#### [Task directions]
Reproduce every entry exactly as shown.

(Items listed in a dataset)
* BEGIN *
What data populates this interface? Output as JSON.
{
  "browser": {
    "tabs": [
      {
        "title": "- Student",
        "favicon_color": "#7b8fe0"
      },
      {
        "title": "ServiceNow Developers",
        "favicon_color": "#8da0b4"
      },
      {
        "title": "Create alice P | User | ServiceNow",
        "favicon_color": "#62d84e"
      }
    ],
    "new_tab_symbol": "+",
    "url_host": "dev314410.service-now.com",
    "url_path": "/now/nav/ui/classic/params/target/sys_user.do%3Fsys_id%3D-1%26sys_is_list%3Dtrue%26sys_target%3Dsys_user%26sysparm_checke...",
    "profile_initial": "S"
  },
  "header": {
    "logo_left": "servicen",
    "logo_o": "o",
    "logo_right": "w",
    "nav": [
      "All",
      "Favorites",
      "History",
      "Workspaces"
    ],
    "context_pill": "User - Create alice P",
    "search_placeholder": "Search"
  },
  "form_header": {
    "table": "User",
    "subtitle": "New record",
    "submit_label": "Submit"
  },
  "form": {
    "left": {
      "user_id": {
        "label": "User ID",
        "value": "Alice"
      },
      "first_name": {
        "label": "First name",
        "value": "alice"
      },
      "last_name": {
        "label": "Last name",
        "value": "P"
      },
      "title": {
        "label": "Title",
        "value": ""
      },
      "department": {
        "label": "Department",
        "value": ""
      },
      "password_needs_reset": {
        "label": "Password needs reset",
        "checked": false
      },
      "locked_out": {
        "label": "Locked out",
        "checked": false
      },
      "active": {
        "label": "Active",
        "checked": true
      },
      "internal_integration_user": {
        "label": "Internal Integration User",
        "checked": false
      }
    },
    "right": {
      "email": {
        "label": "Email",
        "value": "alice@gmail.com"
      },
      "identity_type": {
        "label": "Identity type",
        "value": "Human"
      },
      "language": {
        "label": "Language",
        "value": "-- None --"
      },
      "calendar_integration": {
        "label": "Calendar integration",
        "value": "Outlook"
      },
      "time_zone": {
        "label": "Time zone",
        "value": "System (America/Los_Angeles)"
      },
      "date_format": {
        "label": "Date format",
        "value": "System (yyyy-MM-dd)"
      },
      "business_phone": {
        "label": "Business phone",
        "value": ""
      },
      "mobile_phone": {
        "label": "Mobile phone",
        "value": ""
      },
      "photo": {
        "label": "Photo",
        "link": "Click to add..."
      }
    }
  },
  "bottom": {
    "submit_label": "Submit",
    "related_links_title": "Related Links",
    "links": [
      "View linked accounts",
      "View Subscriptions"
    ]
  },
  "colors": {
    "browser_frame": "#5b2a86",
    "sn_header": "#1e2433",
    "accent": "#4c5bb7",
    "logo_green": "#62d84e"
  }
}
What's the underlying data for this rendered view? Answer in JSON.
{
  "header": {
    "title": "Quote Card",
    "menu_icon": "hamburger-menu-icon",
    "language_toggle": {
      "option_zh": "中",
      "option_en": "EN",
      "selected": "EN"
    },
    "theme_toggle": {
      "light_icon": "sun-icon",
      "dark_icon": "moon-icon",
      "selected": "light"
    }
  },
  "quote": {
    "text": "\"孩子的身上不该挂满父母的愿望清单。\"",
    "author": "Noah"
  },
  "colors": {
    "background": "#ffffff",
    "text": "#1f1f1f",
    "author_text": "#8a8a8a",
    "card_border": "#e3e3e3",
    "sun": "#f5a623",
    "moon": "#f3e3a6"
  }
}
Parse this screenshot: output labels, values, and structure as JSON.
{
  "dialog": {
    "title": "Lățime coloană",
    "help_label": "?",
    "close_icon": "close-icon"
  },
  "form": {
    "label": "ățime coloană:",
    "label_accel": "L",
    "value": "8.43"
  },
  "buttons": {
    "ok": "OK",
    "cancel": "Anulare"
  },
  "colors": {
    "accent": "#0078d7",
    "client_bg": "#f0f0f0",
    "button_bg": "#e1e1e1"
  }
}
* END *
#### [Response to the task]
What data populates this interface? Output as JSON.
{
  "browser": {
    "tabs": [
      {
        "title": "- Student",
        "favicon_color": "#7b8fe0"
      },
      {
        "title": "ServiceNow Developers",
        "favicon_color": "#8da0b4"
      },
      {
        "title": "Create alice P | User | ServiceNow",
        "favicon_color": "#62d84e"
      }
    ],
    "new_tab_symbol": "+",
    "url_host": "dev314410.service-now.com",
    "url_path": "/now/nav/ui/classic/params/target/sys_user.do%3Fsys_id%3D-1%26sys_is_list%3Dtrue%26sys_target%3Dsys_user%26sysparm_checke...",
    "profile_initial": "S"
  },
  "header": {
    "logo_left": "servicen",
    "logo_o": "o",
    "logo_right": "w",
    "nav": [
      "All",
      "Favorites",
      "History",
      "Workspaces"
    ],
    "context_pill": "User - Create alice P",
    "search_placeholder": "Search"
  },
  "form_header": {
    "table": "User",
    "subtitle": "New record",
    "submit_label": "Submit"
  },
  "form": {
    "left": {
      "user_id": {
        "label": "User ID",
        "value": "Alice"
      },
      "first_name": {
        "label": "First name",
        "value": "alice"
      },
      "last_name": {
        "label": "Last name",
        "value": "P"
      },
      "title": {
        "label": "Title",
        "value": ""
      },
      "department": {
        "label": "Department",
        "value": ""
      },
      "password_needs_reset": {
        "label": "Password needs reset",
        "checked": false
      },
      "locked_out": {
        "label": "Locked out",
        "checked": false
      },
      "active": {
        "label": "Active",
        "checked": true
      },
      "internal_integration_user": {
        "label": "Internal Integration User",
        "checked": false
      }
    },
    "right": {
      "email": {
        "label": "Email",
        "value": "alice@gmail.com"
      },
      "identity_type": {
        "label": "Identity type",
        "value": "Human"
      },
      "language": {
        "label": "Language",
        "value": "-- None --"
      },
      "calendar_integration": {
        "label": "Calendar integration",
        "value": "Outlook"
      },
      "time_zone": {
        "label": "Time zone",
        "value": "System (America/Los_Angeles)"
      },
      "date_format": {
        "label": "Date format",
        "value": "System (yyyy-MM-dd)"
      },
      "business_phone": {
        "label": "Business phone",
        "value": ""
      },
      "mobile_phone": {
        "label": "Mobile phone",
        "value": ""
      },
      "photo": {
        "label": "Photo",
        "link": "Click to add..."
      }
    }
  },
  "bottom": {
    "submit_label": "Submit",
    "related_links_title": "Related Links",
    "links": [
      "View linked accounts",
      "View Subscriptions"
    ]
  },
  "colors": {
    "browser_frame": "#5b2a86",
    "sn_header": "#1e2433",
    "accent": "#4c5bb7",
    "logo_green": "#62d84e"
  }
}
What's the underlying data for this rendered view? Answer in JSON.
{
  "header": {
    "title": "Quote Card",
    "menu_icon": "hamburger-menu-icon",
    "language_toggle": {
      "option_zh": "中",
      "option_en": "EN",
      "selected": "EN"
    },
    "theme_toggle": {
      "light_icon": "sun-icon",
      "dark_icon": "moon-icon",
      "selected": "light"
    }
  },
  "quote": {
    "text": "\"孩子的身上不该挂满父母的愿望清单。\"",
    "author": "Noah"
  },
  "colors": {
    "background": "#ffffff",
    "text": "#1f1f1f",
    "author_text": "#8a8a8a",
    "card_border": "#e3e3e3",
    "sun": "#f5a623",
    "moon": "#f3e3a6"
  }
}
Parse this screenshot: output labels, values, and structure as JSON.
{
  "dialog": {
    "title": "Lățime coloană",
    "help_label": "?",
    "close_icon": "close-icon"
  },
  "form": {
    "label": "ățime coloană:",
    "label_accel": "L",
    "value": "8.43"
  },
  "buttons": {
    "ok": "OK",
    "cancel": "Anulare"
  },
  "colors": {
    "accent": "#0078d7",
    "client_bg": "#f0f0f0",
    "button_bg": "#e1e1e1"
  }
}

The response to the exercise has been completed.